* _EXERCISE OBJECTIVE_
Output every entry exactly as given.

* _PROVIDED MATERIAL_
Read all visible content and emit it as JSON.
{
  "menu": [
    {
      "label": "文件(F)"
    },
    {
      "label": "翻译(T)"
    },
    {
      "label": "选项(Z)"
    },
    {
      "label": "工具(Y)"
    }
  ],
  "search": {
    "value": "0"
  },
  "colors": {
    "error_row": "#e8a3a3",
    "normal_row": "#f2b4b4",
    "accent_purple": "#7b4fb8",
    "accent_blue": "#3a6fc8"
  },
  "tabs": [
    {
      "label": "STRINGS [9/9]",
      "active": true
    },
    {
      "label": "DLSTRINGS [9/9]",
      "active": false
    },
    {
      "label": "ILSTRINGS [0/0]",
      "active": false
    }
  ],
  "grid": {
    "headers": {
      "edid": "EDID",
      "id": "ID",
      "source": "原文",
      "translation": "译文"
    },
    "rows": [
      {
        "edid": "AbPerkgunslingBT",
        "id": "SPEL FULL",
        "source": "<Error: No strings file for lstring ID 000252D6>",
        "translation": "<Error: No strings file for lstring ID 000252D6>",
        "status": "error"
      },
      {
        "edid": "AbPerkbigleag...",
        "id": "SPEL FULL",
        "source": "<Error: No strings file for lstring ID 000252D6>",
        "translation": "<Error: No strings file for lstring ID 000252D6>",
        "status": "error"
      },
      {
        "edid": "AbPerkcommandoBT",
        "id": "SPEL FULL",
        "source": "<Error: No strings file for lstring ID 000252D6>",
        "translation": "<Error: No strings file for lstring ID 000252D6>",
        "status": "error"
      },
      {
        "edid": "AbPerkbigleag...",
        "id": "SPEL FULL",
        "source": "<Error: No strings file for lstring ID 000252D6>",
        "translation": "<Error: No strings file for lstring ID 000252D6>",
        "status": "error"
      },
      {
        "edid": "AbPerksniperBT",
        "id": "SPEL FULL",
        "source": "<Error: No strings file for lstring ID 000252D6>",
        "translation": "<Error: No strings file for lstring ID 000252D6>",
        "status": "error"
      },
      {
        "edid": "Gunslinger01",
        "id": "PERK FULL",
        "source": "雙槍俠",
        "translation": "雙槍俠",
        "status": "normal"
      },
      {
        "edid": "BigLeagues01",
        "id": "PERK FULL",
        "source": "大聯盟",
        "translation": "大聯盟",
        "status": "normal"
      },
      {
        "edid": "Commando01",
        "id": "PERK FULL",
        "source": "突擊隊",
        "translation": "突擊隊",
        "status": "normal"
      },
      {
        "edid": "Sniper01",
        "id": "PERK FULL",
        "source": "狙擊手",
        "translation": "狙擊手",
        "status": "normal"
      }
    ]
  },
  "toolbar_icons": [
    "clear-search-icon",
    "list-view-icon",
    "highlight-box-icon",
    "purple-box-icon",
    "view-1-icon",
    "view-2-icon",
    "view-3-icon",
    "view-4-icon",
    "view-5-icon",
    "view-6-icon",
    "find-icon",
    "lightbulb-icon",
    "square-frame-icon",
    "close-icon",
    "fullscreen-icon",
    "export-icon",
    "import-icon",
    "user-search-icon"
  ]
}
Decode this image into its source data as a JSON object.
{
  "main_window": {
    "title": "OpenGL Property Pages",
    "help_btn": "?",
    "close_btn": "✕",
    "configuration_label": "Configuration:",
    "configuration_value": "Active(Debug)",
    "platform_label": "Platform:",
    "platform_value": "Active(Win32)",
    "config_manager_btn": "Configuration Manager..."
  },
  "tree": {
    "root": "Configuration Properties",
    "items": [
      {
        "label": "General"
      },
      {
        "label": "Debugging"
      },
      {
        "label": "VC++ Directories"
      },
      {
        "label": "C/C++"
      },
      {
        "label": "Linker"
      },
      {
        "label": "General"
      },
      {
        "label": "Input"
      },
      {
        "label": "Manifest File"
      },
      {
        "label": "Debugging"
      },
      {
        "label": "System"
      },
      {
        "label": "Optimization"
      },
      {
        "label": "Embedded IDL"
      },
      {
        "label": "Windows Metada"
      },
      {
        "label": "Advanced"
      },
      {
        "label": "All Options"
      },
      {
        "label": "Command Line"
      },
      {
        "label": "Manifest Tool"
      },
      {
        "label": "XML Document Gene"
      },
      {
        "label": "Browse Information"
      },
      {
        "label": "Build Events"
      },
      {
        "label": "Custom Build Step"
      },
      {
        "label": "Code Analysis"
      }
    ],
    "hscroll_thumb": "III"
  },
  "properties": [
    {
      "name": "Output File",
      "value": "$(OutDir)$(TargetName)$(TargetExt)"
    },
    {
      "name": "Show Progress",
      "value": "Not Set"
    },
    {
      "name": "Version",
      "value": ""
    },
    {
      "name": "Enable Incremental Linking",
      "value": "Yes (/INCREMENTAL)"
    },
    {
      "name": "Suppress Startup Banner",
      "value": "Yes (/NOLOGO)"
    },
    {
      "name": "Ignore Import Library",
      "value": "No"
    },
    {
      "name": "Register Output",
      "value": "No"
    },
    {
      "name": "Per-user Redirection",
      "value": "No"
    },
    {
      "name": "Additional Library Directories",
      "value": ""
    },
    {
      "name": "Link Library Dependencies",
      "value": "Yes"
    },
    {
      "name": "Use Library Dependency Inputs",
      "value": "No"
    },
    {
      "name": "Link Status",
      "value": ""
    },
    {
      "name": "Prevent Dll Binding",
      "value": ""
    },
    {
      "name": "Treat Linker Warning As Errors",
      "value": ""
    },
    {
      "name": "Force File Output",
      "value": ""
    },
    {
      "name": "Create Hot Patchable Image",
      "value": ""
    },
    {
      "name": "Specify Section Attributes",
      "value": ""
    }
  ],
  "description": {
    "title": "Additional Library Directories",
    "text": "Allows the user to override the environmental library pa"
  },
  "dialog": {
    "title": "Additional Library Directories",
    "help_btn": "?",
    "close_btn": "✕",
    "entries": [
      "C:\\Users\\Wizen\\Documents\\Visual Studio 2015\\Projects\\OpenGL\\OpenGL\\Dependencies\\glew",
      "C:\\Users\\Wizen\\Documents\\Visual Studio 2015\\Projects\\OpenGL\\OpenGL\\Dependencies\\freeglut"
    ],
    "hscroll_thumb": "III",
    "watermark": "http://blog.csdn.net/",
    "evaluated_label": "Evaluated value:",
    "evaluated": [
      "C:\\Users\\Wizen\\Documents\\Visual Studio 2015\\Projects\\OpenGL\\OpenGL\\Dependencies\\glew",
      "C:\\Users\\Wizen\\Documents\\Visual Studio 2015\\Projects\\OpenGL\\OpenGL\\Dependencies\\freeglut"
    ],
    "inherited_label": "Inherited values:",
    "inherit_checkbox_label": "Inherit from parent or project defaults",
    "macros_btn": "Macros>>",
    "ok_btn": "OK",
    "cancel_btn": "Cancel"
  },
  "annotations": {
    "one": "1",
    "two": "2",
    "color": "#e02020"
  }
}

* _TASK SOLUTION_
Read all visible content and emit it as JSON.
{
  "menu": [
    {
      "label": "文件(F)"
    },
    {
      "label": "翻译(T)"
    },
    {
      "label": "选项(Z)"
    },
    {
      "label": "工具(Y)"
    }
  ],
  "search": {
    "value": "0"
  },
  "colors": {
    "error_row": "#e8a3a3",
    "normal_row": "#f2b4b4",
    "accent_purple": "#7b4fb8",
    "accent_blue": "#3a6fc8"
  },
  "tabs": [
    {
      "label": "STRINGS [9/9]",
      "active": true
    },
    {
      "label": "DLSTRINGS [9/9]",
      "active": false
    },
    {
      "label": "ILSTRINGS [0/0]",
      "active": false
    }
  ],
  "grid": {
    "headers": {
      "edid": "EDID",
      "id": "ID",
      "source": "原文",
      "translation": "译文"
    },
    "rows": [
      {
        "edid": "AbPerkgunslingBT",
        "id": "SPEL FULL",
        "source": "<Error: No strings file for lstring ID 000252D6>",
        "translation": "<Error: No strings file for lstring ID 000252D6>",
        "status": "error"
      },
      {
        "edid": "AbPerkbigleag...",
        "id": "SPEL FULL",
        "source": "<Error: No strings file for lstring ID 000252D6>",
        "translation": "<Error: No strings file for lstring ID 000252D6>",
        "status": "error"
      },
      {
        "edid": "AbPerkcommandoBT",
        "id": "SPEL FULL",
        "source": "<Error: No strings file for lstring ID 000252D6>",
        "translation": "<Error: No strings file for lstring ID 000252D6>",
        "status": "error"
      },
      {
        "edid": "AbPerkbigleag...",
        "id": "SPEL FULL",
        "source": "<Error: No strings file for lstring ID 000252D6>",
        "translation": "<Error: No strings file for lstring ID 000252D6>",
        "status": "error"
      },
      {
        "edid": "AbPerksniperBT",
        "id": "SPEL FULL",
        "source": "<Error: No strings file for lstring ID 000252D6>",
        "translation": "<Error: No strings file for lstring ID 000252D6>",
        "status": "error"
      },
      {
        "edid": "Gunslinger01",
        "id": "PERK FULL",
        "source": "雙槍俠",
        "translation": "雙槍俠",
        "status": "normal"
      },
      {
        "edid": "BigLeagues01",
        "id": "PERK FULL",
        "source": "大聯盟",
        "translation": "大聯盟",
        "status": "normal"
      },
      {
        "edid": "Commando01",
        "id": "PERK FULL",
        "source": "突擊隊",
        "translation": "突擊隊",
        "status": "normal"
      },
      {
        "edid": "Sniper01",
        "id": "PERK FULL",
        "source": "狙擊手",
        "translation": "狙擊手",
        "status": "normal"
      }
    ]
  },
  "toolbar_icons": [
    "clear-search-icon",
    "list-view-icon",
    "highlight-box-icon",
    "purple-box-icon",
    "view-1-icon",
    "view-2-icon",
    "view-3-icon",
    "view-4-icon",
    "view-5-icon",
    "view-6-icon",
    "find-icon",
    "lightbulb-icon",
    "square-frame-icon",
    "close-icon",
    "fullscreen-icon",
    "export-icon",
    "import-icon",
    "user-search-icon"
  ]
}
Decode this image into its source data as a JSON object.
{
  "main_window": {
    "title": "OpenGL Property Pages",
    "help_btn": "?",
    "close_btn": "✕",
    "configuration_label": "Configuration:",
    "configuration_value": "Active(Debug)",
    "platform_label": "Platform:",
    "platform_value": "Active(Win32)",
    "config_manager_btn": "Configuration Manager..."
  },
  "tree": {
    "root": "Configuration Properties",
    "items": [
      {
        "label": "General"
      },
      {
        "label": "Debugging"
      },
      {
        "label": "VC++ Directories"
      },
      {
        "label": "C/C++"
      },
      {
        "label": "Linker"
      },
      {
        "label": "General"
      },
      {
        "label": "Input"
      },
      {
        "label": "Manifest File"
      },
      {
        "label": "Debugging"
      },
      {
        "label": "System"
      },
      {
        "label": "Optimization"
      },
      {
        "label": "Embedded IDL"
      },
      {
        "label": "Windows Metada"
      },
      {
        "label": "Advanced"
      },
      {
        "label": "All Options"
      },
      {
        "label": "Command Line"
      },
      {
        "label": "Manifest Tool"
      },
      {
        "label": "XML Document Gene"
      },
      {
        "label": "Browse Information"
      },
      {
        "label": "Build Events"
      },
      {
        "label": "Custom Build Step"
      },
      {
        "label": "Code Analysis"
      }
    ],
    "hscroll_thumb": "III"
  },
  "properties": [
    {
      "name": "Output File",
      "value": "$(OutDir)$(TargetName)$(TargetExt)"
    },
    {
      "name": "Show Progress",
      "value": "Not Set"
    },
    {
      "name": "Version",
      "value": ""
    },
    {
      "name": "Enable Incremental Linking",
      "value": "Yes (/INCREMENTAL)"
    },
    {
      "name": "Suppress Startup Banner",
      "value": "Yes (/NOLOGO)"
    },
    {
      "name": "Ignore Import Library",
      "value": "No"
    },
    {
      "name": "Register Output",
      "value": "No"
    },
    {
      "name": "Per-user Redirection",
      "value": "No"
    },
    {
      "name": "Additional Library Directories",
      "value": ""
    },
    {
      "name": "Link Library Dependencies",
      "value": "Yes"
    },
    {
      "name": "Use Library Dependency Inputs",
      "value": "No"
    },
    {
      "name": "Link Status",
      "value": ""
    },
    {
      "name": "Prevent Dll Binding",
      "value": ""
    },
    {
      "name": "Treat Linker Warning As Errors",
      "value": ""
    },
    {
      "name": "Force File Output",
      "value": ""
    },
    {
      "name": "Create Hot Patchable Image",
      "value": ""
    },
    {
      "name": "Specify Section Attributes",
      "value": ""
    }
  ],
  "description": {
    "title": "Additional Library Directories",
    "text": "Allows the user to override the environmental library pa"
  },
  "dialog": {
    "title": "Additional Library Directories",
    "help_btn": "?",
    "close_btn": "✕",
    "entries": [
      "C:\\Users\\Wizen\\Documents\\Visual Studio 2015\\Projects\\OpenGL\\OpenGL\\Dependencies\\glew",
      "C:\\Users\\Wizen\\Documents\\Visual Studio 2015\\Projects\\OpenGL\\OpenGL\\Dependencies\\freeglut"
    ],
    "hscroll_thumb": "III",
    "watermark": "http://blog.csdn.net/",
    "evaluated_label": "Evaluated value:",
    "evaluated": [
      "C:\\Users\\Wizen\\Documents\\Visual Studio 2015\\Projects\\OpenGL\\OpenGL\\Dependencies\\glew",
      "C:\\Users\\Wizen\\Documents\\Visual Studio 2015\\Projects\\OpenGL\\OpenGL\\Dependencies\\freeglut"
    ],
    "inherited_label": "Inherited values:",
    "inherit_checkbox_label": "Inherit from parent or project defaults",
    "macros_btn": "Macros>>",
    "ok_btn": "OK",
    "cancel_btn": "Cancel"
  },
  "annotations": {
    "one": "1",
    "two": "2",
    "color": "#e02020"
  }
}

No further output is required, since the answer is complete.